• _DATASET CONTENT_:
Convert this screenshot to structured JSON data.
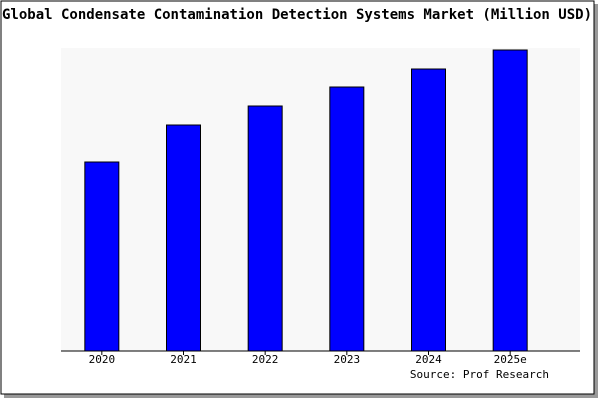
{
  "chart_data": {
    "type": "bar",
    "title": "Global Condensate Contamination Detection Systems Market (Million USD)",
    "categories": [
      "2020",
      "2021",
      "2022",
      "2023",
      "2024",
      "2025e"
    ],
    "values": [
      189,
      226,
      245,
      264,
      282,
      301
    ],
    "color": "#0000ff",
    "ylim": [
      0,
      301
    ],
    "source": "Source: Prof Research"
  }
}
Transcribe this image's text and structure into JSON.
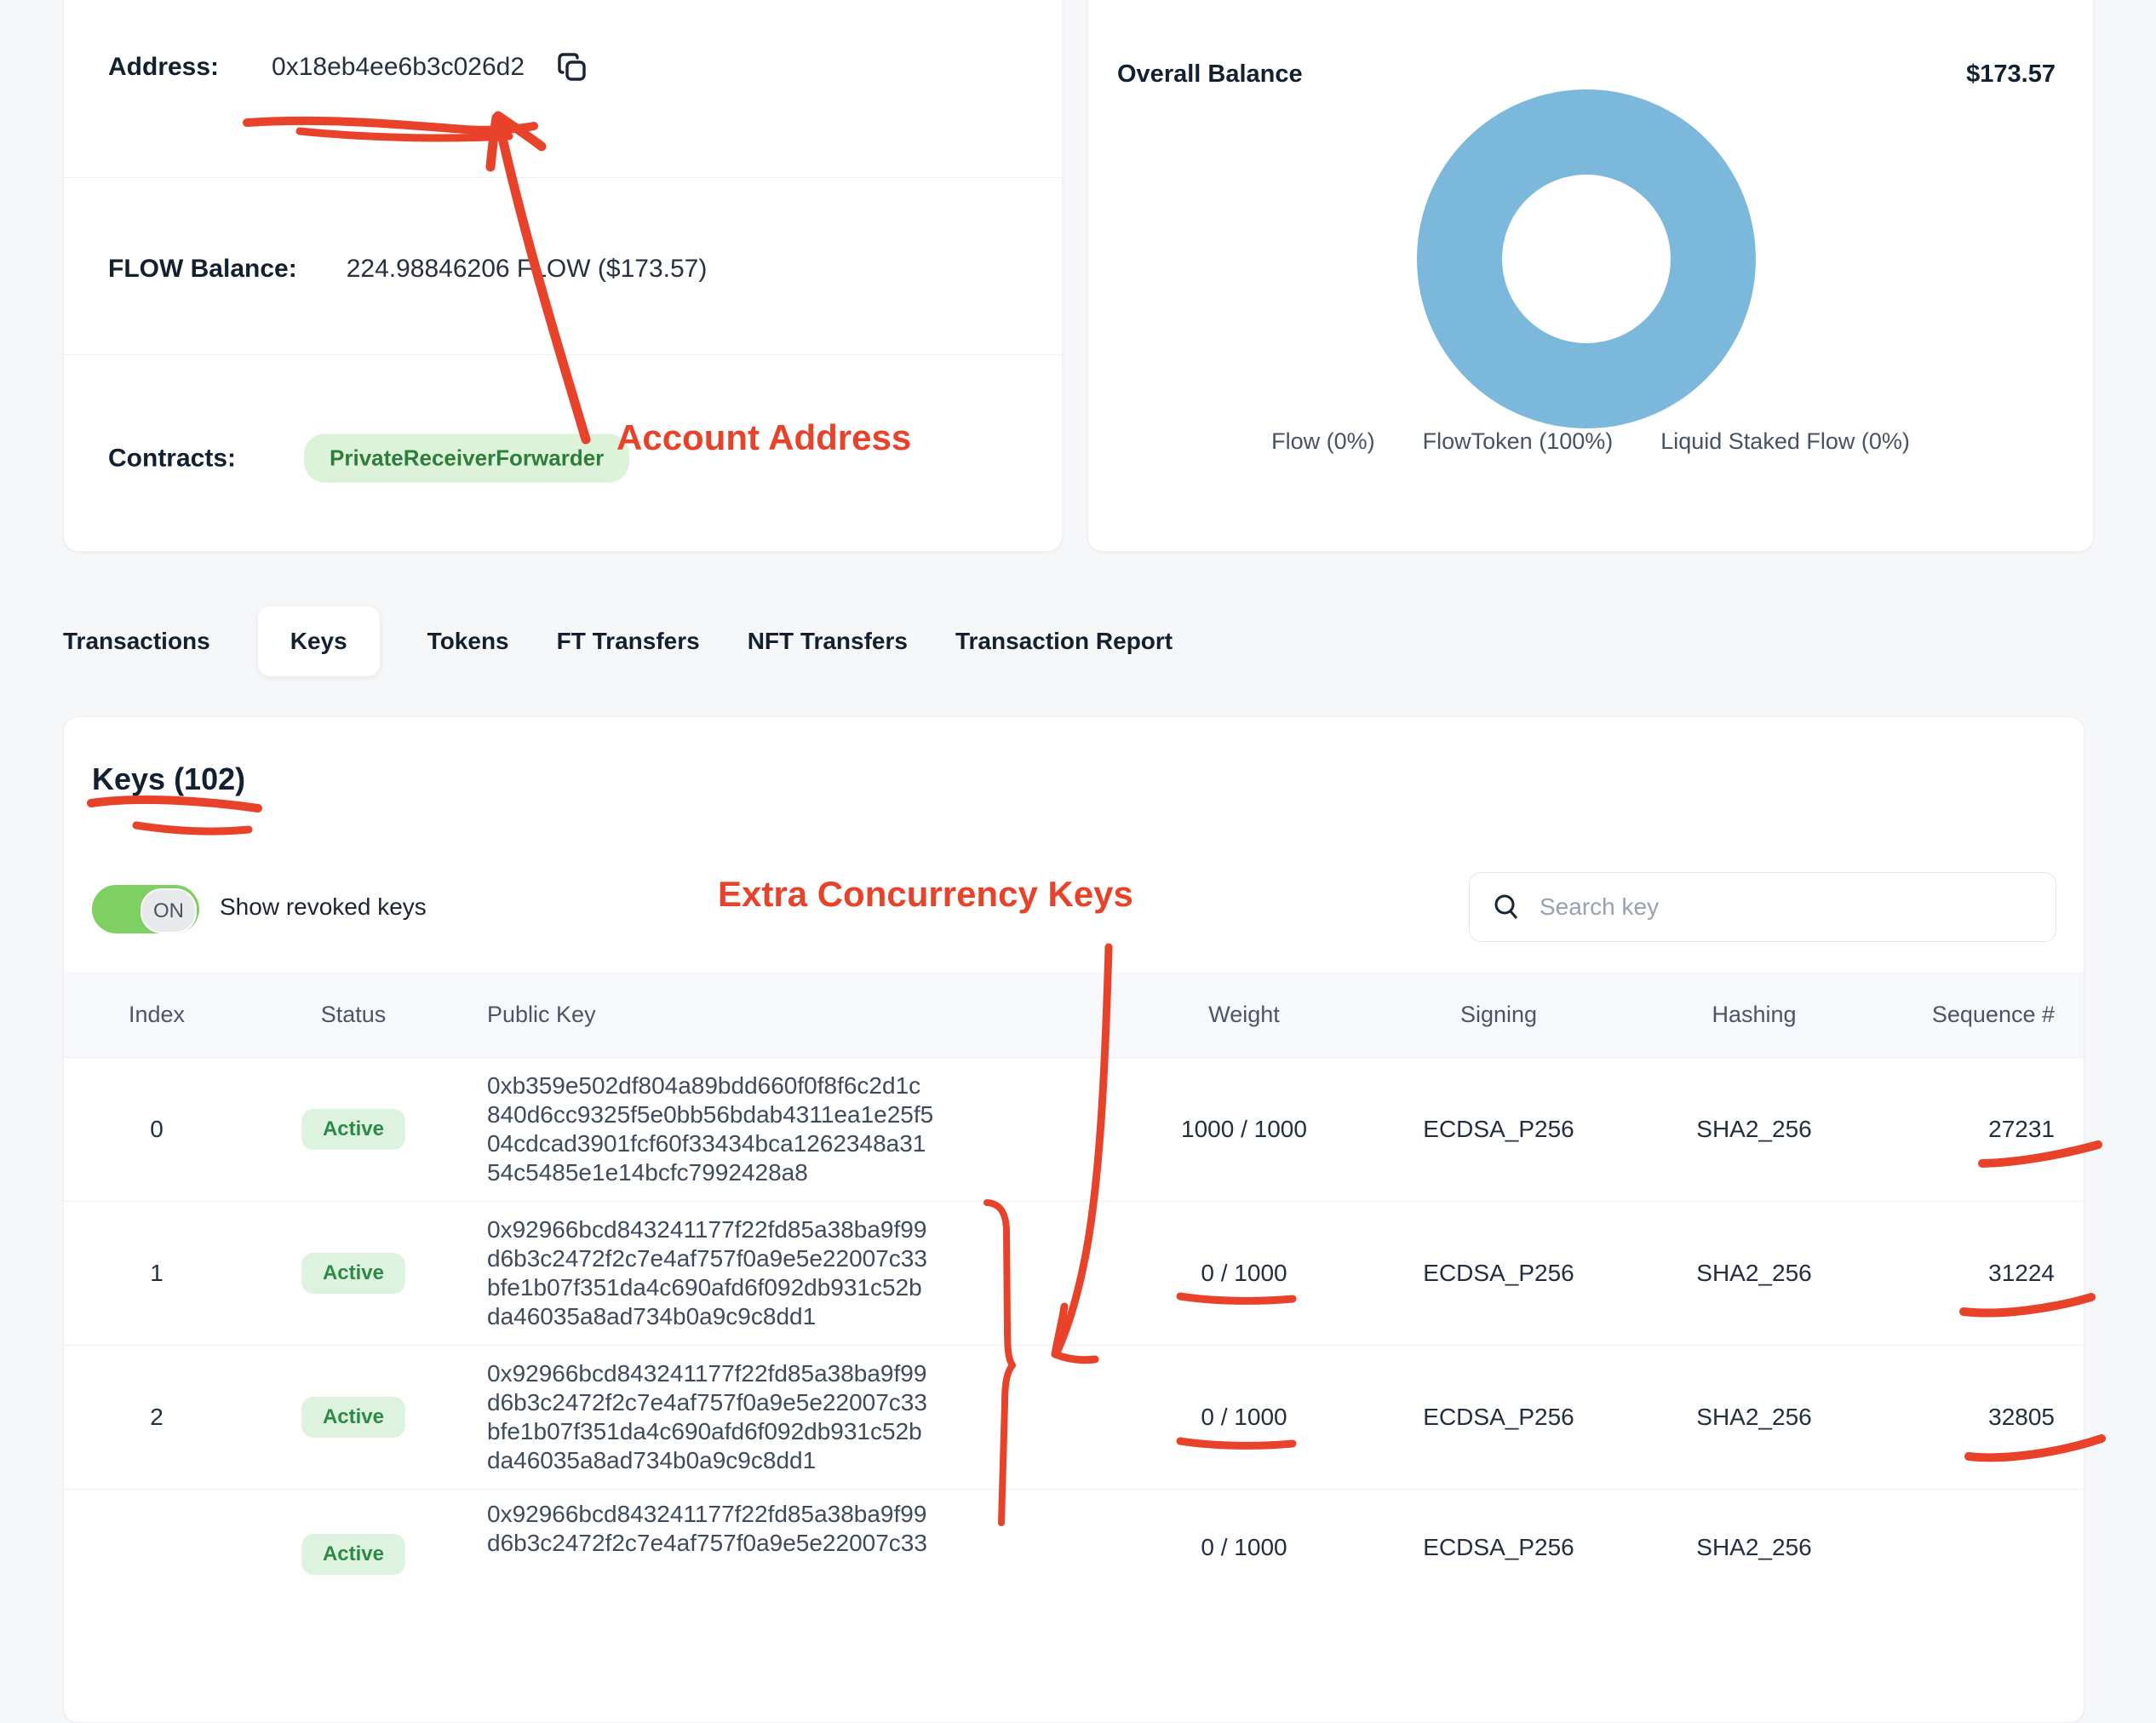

• _WRITTEN INSTRUCTION_: Output the lines above in full and exactly as given, omitting any pictures.

• _TASK RESULT_:
Convert this screenshot to structured JSON data.
{
  "chart_data": {
    "type": "bar",
    "title": "Global Condensate Contamination Detection Systems Market (Million USD)",
    "categories": [
      "2020",
      "2021",
      "2022",
      "2023",
      "2024",
      "2025e"
    ],
    "values": [
      189,
      226,
      245,
      264,
      282,
      301
    ],
    "color": "#0000ff",
    "ylim": [
      0,
      301
    ],
    "source": "Source: Prof Research"
  }
}
Transcribe this image's text and structure into JSON.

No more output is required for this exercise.